(A run of records)
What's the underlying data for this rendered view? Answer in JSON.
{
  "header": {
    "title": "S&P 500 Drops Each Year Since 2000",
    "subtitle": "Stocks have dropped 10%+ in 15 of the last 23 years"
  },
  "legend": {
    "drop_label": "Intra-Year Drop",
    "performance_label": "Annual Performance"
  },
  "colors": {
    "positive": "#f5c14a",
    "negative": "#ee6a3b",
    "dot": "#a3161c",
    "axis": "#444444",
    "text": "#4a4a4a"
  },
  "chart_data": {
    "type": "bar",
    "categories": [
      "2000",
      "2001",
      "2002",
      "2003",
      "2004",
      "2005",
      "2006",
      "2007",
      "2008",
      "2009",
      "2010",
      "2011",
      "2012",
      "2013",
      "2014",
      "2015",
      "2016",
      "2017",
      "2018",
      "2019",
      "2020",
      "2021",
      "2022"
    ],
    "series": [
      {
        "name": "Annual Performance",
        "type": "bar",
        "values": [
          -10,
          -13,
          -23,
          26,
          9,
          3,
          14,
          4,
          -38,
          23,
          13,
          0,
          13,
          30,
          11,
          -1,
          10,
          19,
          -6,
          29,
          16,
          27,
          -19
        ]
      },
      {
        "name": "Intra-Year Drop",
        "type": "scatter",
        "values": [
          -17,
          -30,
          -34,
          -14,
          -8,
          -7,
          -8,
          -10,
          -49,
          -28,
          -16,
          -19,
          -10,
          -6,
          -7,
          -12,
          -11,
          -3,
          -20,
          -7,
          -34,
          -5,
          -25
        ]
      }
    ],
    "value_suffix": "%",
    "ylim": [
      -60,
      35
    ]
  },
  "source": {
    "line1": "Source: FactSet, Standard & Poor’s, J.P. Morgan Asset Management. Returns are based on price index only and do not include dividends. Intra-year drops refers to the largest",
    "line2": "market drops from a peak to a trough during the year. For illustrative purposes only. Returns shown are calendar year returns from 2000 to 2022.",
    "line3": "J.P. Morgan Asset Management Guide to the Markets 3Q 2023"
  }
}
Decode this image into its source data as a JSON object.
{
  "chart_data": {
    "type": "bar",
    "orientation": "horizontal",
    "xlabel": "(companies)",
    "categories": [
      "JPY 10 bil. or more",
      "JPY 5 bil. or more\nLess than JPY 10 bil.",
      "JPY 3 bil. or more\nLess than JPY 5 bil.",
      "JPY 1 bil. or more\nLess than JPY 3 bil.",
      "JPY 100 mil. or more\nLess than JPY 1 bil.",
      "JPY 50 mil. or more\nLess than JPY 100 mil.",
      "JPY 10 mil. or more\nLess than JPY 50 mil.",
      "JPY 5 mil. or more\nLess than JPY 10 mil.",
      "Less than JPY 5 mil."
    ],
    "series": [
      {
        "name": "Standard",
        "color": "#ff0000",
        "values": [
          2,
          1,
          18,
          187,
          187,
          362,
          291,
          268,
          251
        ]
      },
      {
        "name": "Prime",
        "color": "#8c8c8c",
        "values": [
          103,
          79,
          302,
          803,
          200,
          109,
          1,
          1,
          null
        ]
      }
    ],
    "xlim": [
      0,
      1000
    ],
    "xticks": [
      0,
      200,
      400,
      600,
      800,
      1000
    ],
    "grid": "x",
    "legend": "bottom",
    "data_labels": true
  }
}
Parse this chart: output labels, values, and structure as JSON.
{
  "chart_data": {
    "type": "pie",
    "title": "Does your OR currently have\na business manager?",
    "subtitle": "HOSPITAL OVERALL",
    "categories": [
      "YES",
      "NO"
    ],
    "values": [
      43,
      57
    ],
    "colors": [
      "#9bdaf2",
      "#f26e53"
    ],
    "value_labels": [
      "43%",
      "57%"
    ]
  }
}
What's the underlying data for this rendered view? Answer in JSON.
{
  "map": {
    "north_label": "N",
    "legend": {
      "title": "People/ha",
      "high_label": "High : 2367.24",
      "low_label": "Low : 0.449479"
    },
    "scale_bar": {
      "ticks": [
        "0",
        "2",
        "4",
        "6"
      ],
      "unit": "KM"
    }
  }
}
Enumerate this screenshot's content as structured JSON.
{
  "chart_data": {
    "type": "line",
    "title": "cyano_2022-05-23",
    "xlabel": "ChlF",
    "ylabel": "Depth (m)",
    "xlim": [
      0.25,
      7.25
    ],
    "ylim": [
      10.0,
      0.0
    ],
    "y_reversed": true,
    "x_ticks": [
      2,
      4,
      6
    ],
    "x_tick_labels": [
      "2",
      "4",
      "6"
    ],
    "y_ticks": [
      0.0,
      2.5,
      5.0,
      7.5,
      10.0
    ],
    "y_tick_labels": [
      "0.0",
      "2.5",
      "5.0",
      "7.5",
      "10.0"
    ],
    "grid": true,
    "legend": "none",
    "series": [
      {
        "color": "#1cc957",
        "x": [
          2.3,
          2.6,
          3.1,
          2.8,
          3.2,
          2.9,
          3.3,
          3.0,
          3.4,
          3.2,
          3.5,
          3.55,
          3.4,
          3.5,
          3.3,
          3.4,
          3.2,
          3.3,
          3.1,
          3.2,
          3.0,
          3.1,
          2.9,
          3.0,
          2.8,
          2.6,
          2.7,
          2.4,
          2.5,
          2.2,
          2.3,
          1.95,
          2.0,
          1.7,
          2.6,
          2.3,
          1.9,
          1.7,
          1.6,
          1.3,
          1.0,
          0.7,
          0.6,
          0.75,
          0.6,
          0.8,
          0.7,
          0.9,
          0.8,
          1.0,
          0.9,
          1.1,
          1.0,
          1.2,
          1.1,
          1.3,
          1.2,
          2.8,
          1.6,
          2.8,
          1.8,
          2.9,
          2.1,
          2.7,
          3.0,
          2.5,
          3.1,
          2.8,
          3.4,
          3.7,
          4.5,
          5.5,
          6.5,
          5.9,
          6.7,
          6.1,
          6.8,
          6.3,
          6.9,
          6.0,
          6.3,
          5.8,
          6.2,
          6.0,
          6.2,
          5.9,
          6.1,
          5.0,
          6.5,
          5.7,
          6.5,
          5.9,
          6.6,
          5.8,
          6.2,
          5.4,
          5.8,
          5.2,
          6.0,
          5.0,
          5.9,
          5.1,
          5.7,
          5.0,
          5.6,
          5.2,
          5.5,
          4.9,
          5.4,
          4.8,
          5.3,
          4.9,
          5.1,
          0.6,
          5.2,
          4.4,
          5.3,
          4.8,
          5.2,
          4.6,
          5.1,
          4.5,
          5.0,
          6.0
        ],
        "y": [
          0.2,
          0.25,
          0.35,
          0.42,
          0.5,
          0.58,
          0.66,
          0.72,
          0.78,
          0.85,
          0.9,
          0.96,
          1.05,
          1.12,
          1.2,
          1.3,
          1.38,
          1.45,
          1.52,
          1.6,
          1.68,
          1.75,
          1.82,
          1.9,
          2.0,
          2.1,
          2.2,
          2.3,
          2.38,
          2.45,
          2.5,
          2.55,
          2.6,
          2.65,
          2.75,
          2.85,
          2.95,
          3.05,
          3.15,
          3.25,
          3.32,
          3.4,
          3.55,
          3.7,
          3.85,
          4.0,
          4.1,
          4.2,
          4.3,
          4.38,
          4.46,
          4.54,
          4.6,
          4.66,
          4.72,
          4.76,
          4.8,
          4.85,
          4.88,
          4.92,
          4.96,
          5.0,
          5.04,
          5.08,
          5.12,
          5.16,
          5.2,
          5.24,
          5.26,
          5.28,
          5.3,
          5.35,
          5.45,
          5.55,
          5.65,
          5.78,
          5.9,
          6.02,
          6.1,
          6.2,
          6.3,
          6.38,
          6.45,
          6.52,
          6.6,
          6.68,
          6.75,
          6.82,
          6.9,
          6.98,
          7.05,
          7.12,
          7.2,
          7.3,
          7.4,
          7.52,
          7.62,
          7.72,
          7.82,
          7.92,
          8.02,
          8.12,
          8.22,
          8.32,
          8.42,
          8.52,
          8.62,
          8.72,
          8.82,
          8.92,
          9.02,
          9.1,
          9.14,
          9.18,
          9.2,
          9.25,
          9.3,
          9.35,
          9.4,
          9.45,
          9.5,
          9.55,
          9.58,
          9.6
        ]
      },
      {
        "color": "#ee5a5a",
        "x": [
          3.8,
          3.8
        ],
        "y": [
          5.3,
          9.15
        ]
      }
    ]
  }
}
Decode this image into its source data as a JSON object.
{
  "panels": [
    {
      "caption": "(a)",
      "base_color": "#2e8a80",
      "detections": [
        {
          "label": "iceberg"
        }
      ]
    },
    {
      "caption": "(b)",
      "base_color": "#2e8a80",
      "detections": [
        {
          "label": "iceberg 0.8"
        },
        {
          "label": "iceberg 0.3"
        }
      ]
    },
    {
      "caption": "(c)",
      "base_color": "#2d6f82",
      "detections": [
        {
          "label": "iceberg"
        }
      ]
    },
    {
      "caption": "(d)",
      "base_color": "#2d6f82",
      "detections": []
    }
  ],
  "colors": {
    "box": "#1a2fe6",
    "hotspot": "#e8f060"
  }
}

**YOUR TASK**
Gather every line from the entries above where the word "more" appears, and copy them.

**EXERCISE ANSWER**
      "JPY 10 bil. or more",
      "JPY 5 bil. or more\nLess than JPY 10 bil.",
      "JPY 3 bil. or more\nLess than JPY 5 bil.",
      "JPY 1 bil. or more\nLess than JPY 3 bil.",
      "JPY 100 mil. or more\nLess than JPY 1 bil.",
      "JPY 50 mil. or more\nLess than JPY 100 mil.",
      "JPY 10 mil. or more\nLess than JPY 50 mil.",
      "JPY 5 mil. or more\nLess than JPY 10 mil.",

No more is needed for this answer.